Data for this task:
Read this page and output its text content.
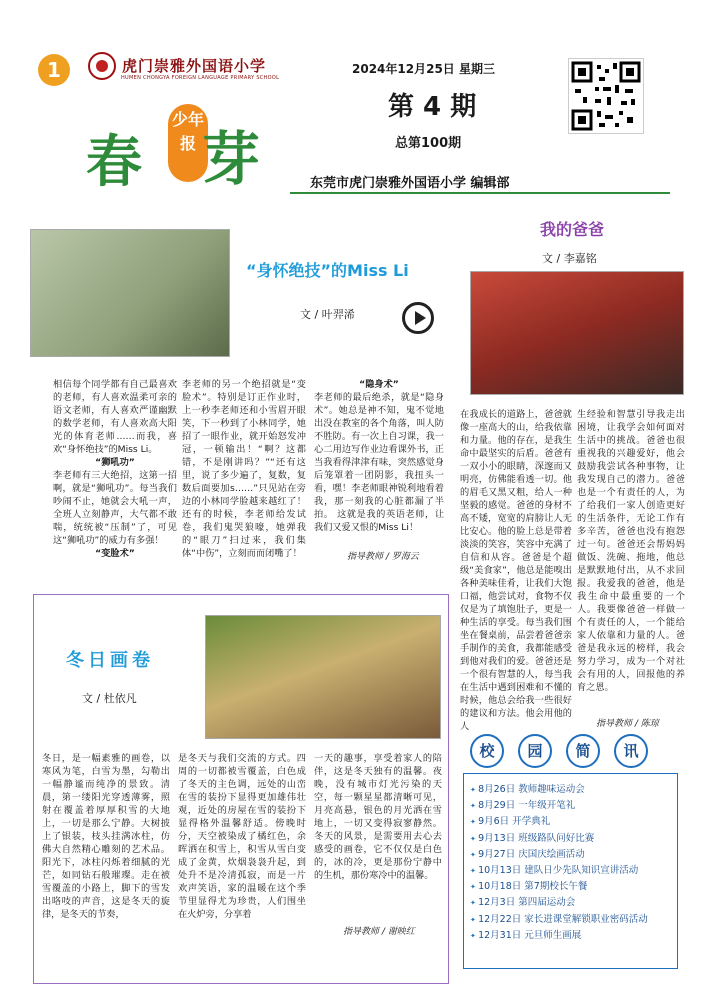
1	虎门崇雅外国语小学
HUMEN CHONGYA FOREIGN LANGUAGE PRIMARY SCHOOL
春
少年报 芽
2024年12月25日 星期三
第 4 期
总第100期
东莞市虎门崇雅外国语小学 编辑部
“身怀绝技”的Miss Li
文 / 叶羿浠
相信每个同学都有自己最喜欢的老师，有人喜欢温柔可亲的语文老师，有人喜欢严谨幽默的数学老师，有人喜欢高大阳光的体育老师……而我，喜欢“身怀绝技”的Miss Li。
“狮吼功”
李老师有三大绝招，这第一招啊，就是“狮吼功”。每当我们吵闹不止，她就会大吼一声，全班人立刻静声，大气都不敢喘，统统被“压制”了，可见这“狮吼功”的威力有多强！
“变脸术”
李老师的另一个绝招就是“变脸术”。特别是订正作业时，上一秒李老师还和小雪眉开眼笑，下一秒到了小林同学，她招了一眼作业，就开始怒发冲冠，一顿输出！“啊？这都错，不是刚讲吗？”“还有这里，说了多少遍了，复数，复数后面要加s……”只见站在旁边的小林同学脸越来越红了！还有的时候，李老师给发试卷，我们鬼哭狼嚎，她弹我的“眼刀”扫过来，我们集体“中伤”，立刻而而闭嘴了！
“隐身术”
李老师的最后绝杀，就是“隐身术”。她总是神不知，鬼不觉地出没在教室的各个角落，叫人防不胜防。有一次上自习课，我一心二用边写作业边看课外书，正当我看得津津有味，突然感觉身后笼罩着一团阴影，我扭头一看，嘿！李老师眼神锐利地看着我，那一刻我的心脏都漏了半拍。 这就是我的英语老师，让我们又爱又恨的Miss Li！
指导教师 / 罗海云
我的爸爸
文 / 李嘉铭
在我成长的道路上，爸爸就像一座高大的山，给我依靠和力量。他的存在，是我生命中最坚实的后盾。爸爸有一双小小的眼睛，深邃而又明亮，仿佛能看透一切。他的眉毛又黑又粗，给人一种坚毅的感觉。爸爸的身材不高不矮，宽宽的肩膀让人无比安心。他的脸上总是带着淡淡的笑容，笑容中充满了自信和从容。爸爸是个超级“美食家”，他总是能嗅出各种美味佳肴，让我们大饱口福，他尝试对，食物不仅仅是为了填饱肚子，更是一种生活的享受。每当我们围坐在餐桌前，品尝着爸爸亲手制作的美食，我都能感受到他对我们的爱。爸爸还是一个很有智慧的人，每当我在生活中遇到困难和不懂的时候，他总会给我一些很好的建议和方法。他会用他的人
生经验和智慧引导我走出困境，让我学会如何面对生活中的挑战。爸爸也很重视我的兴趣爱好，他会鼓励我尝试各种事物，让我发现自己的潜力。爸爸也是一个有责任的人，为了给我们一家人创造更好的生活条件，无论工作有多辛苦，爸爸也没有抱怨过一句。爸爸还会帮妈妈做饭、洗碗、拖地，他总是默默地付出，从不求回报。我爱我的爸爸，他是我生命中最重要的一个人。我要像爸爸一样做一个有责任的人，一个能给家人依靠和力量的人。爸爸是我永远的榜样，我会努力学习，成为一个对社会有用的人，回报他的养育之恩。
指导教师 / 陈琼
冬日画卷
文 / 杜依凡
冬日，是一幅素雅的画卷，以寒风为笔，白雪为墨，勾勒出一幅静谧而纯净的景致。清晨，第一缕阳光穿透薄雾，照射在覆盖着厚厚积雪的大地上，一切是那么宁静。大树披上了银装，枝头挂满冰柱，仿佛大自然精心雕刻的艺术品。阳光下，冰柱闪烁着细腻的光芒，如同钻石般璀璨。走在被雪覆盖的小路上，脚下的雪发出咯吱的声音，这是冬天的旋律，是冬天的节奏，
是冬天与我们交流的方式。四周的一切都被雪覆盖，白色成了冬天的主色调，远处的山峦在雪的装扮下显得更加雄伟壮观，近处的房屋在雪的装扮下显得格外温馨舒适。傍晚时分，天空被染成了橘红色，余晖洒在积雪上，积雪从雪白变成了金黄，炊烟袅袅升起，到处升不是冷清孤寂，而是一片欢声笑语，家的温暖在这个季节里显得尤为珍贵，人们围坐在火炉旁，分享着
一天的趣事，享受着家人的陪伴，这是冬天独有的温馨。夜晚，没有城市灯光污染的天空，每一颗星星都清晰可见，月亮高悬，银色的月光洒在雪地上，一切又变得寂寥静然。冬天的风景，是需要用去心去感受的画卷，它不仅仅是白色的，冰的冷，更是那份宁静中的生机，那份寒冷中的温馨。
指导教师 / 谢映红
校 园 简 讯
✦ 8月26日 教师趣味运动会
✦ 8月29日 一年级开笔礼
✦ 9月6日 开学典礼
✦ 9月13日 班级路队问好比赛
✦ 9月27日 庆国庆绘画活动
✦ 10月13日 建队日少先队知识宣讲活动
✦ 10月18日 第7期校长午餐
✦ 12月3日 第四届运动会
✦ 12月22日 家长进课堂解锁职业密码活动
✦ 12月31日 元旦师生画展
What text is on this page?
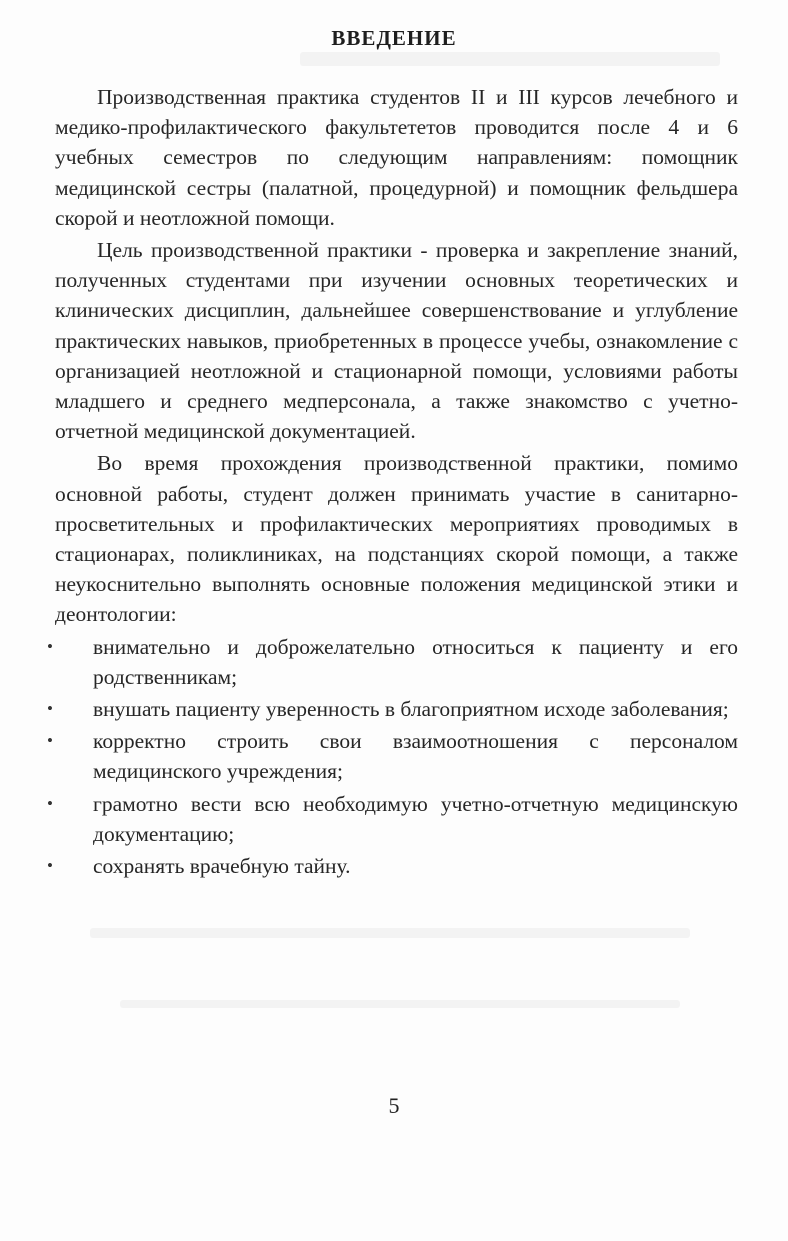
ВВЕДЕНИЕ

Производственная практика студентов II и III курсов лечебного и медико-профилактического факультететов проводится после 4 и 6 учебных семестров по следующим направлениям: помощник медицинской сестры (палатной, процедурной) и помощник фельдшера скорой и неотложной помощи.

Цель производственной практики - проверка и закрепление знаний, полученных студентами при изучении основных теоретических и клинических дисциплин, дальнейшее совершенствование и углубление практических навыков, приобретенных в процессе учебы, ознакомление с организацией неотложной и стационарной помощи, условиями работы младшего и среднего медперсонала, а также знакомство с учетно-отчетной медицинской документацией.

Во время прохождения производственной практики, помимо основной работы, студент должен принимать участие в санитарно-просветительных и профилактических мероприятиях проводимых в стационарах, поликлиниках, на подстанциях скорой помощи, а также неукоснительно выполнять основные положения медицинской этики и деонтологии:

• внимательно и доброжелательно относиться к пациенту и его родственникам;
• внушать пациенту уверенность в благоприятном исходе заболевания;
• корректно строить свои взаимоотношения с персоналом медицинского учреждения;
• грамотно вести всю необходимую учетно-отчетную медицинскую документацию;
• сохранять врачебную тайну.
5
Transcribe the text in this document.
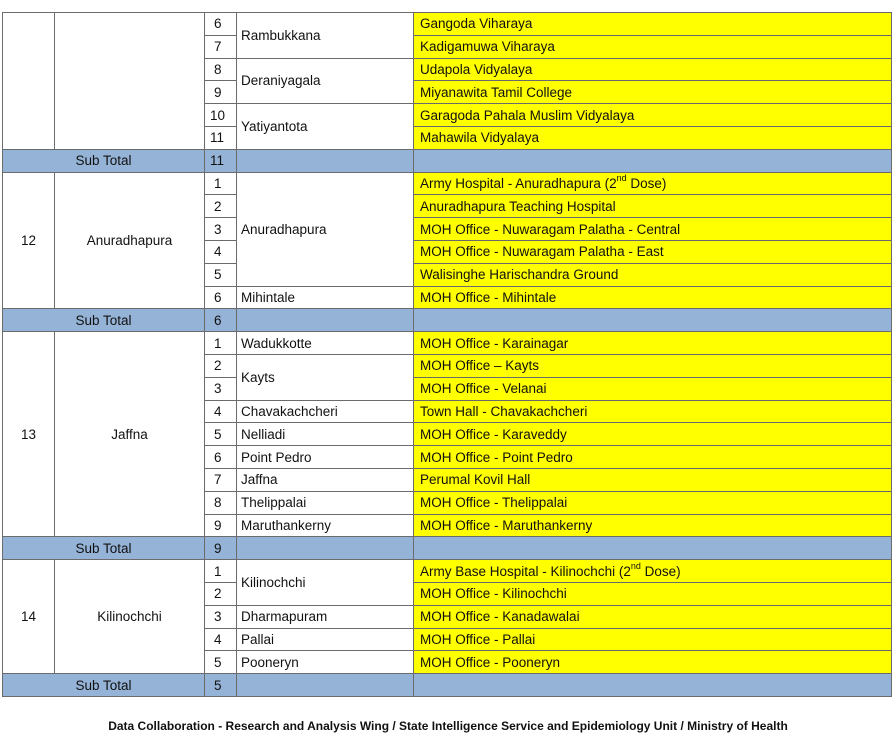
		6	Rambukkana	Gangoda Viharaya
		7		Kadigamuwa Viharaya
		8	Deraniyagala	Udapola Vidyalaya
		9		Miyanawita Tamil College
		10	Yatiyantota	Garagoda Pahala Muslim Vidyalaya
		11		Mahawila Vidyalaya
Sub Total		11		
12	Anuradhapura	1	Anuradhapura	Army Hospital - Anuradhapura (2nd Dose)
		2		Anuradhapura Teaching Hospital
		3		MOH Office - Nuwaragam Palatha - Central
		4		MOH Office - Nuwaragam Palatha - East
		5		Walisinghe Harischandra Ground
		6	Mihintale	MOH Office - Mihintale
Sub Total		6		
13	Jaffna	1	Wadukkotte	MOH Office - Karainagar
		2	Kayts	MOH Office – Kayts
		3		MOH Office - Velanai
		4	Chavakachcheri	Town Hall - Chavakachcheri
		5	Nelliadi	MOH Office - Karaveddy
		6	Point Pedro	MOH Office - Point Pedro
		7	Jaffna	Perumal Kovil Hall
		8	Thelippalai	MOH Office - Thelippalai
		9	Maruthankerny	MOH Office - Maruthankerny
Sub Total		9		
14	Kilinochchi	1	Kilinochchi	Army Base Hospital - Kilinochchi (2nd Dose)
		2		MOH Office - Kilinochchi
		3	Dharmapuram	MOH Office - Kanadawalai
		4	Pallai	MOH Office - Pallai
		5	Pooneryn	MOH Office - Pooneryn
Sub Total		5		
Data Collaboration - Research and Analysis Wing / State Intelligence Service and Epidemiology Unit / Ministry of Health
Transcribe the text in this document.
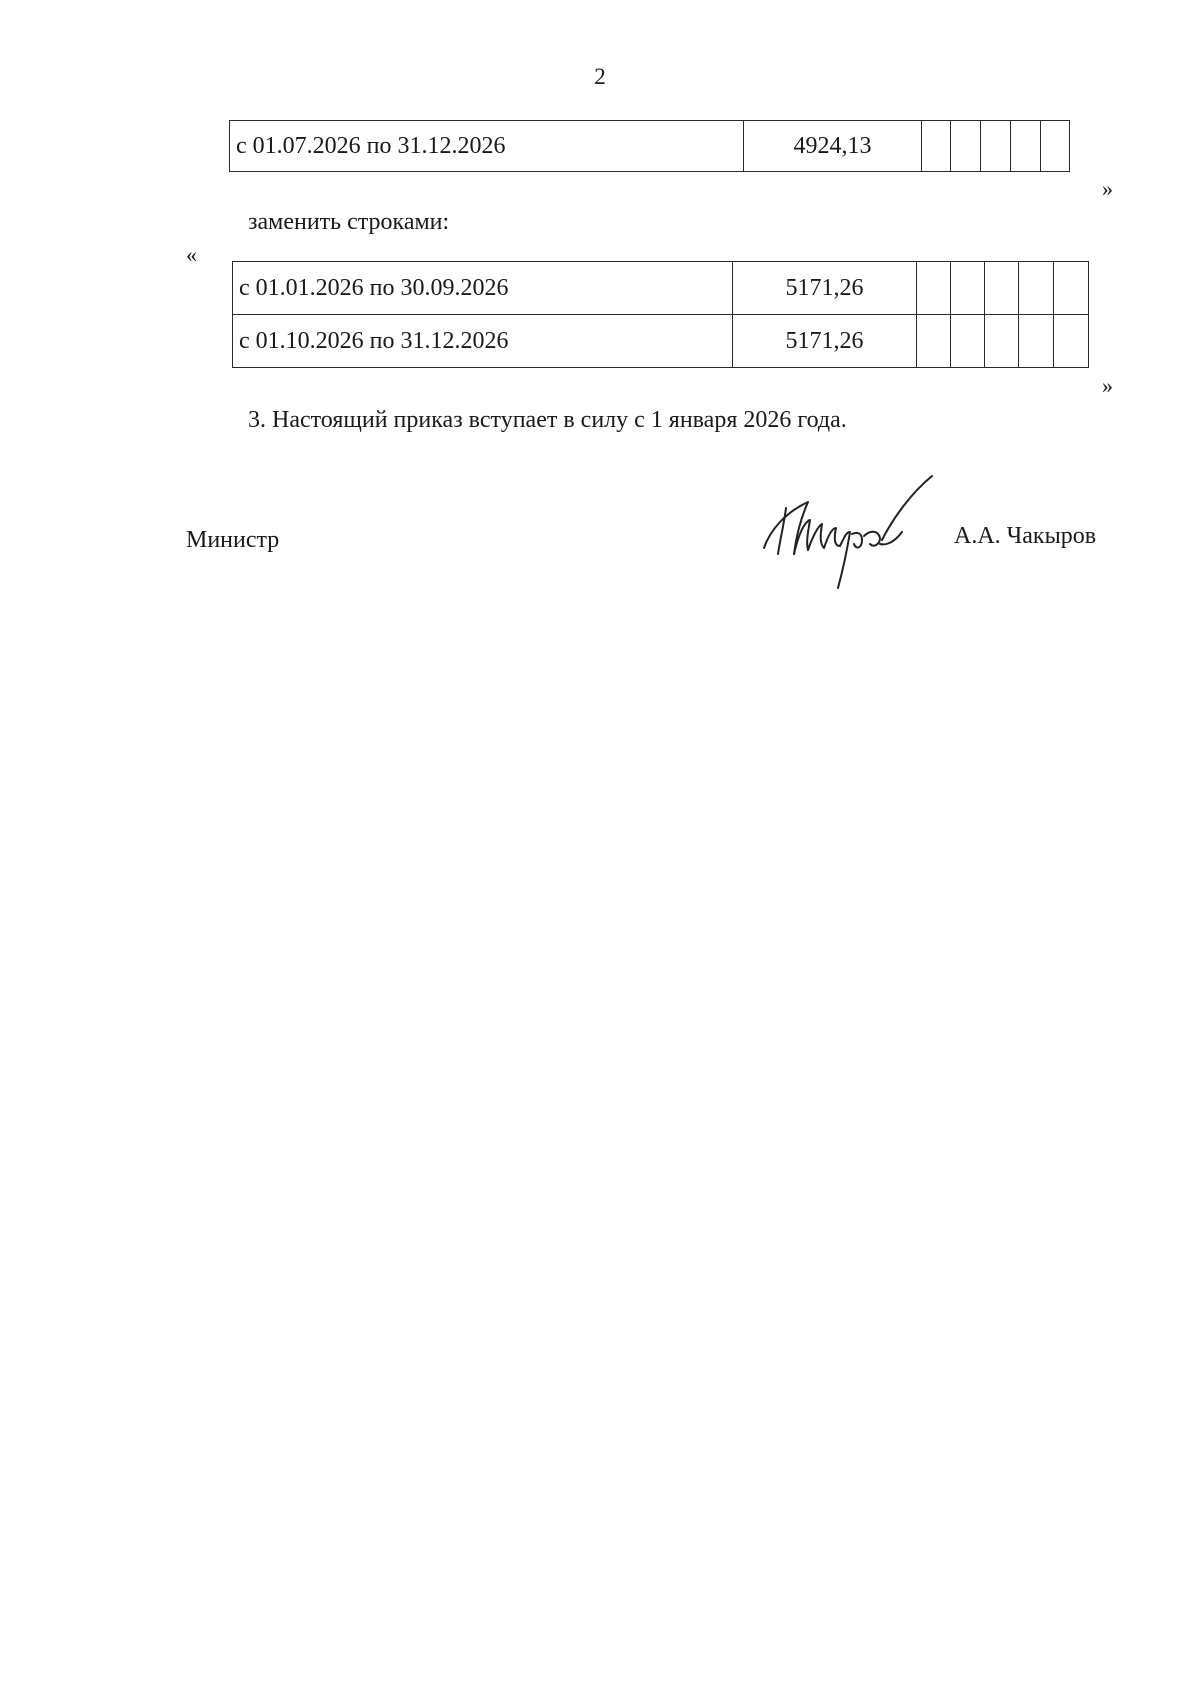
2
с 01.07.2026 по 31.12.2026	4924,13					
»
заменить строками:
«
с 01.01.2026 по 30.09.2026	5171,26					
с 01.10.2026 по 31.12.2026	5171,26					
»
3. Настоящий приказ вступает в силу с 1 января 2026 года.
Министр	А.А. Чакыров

What the task asks: Which lines hold the word "Kilinochchi"? Return all of them from the records above.

Full answer:
14	Kilinochchi	1	Kilinochchi	Army Base Hospital - Kilinochchi (2nd Dose)
		2		MOH Office - Kilinochchi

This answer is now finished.